#### [Written problem]
Quote the data below in full, minus the images.

#### [The input]
────────────────
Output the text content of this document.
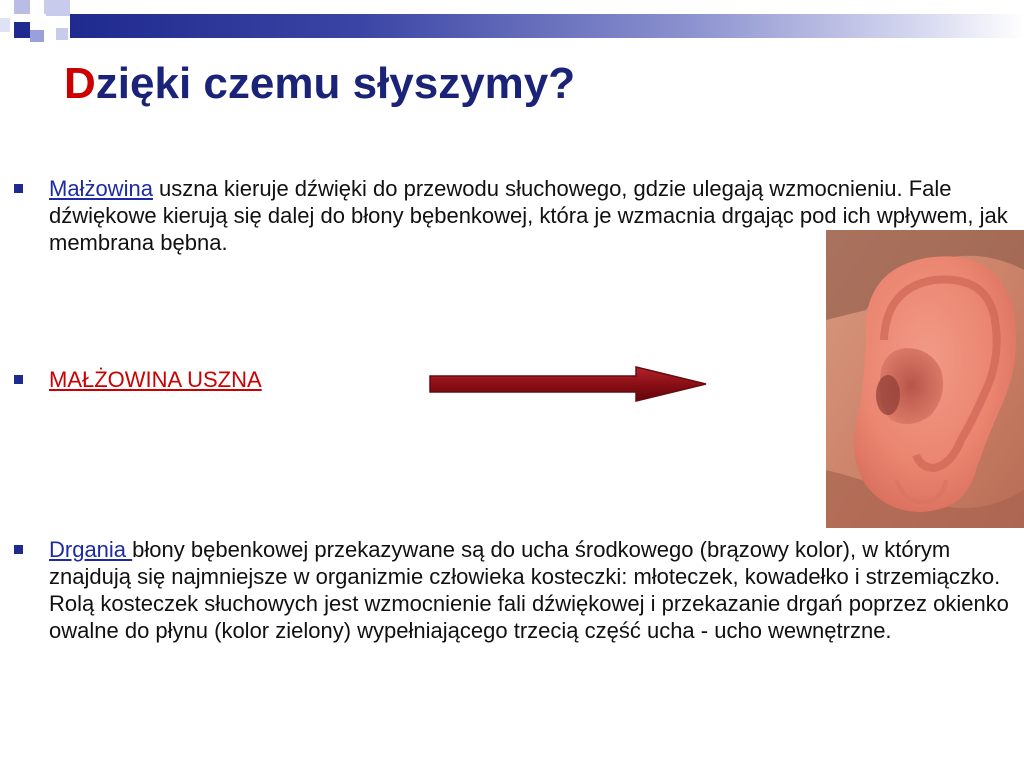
Dzięki czemu słyszymy?

Małżowina uszna kieruje dźwięki do przewodu słuchowego, gdzie ulegają wzmocnieniu. Fale dźwiękowe kierują się dalej do błony bębenkowej, która je wzmacnia drgając pod ich wpływem, jak membrana bębna.

MAŁŻOWINA USZNA

Drgania błony bębenkowej przekazywane są do ucha środkowego (brązowy kolor), w którym znajdują się najmniejsze w organizmie człowieka kosteczki: młoteczek, kowadełko i strzemiączko. Rolą kosteczek słuchowych jest wzmocnienie fali dźwiękowej i przekazanie drgań poprzez okienko owalne do płynu (kolor zielony) wypełniającego trzecią część ucha - ucho wewnętrzne.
────────────────
#### [Answer]
Output the text content of this document.
Dzięki czemu słyszymy?

Małżowina uszna kieruje dźwięki do przewodu słuchowego, gdzie ulegają wzmocnieniu. Fale dźwiękowe kierują się dalej do błony bębenkowej, która je wzmacnia drgając pod ich wpływem, jak membrana bębna.

MAŁŻOWINA USZNA

Drgania błony bębenkowej przekazywane są do ucha środkowego (brązowy kolor), w którym znajdują się najmniejsze w organizmie człowieka kosteczki: młoteczek, kowadełko i strzemiączko. Rolą kosteczek słuchowych jest wzmocnienie fali dźwiękowej i przekazanie drgań poprzez okienko owalne do płynu (kolor zielony) wypełniającego trzecią część ucha - ucho wewnętrzne.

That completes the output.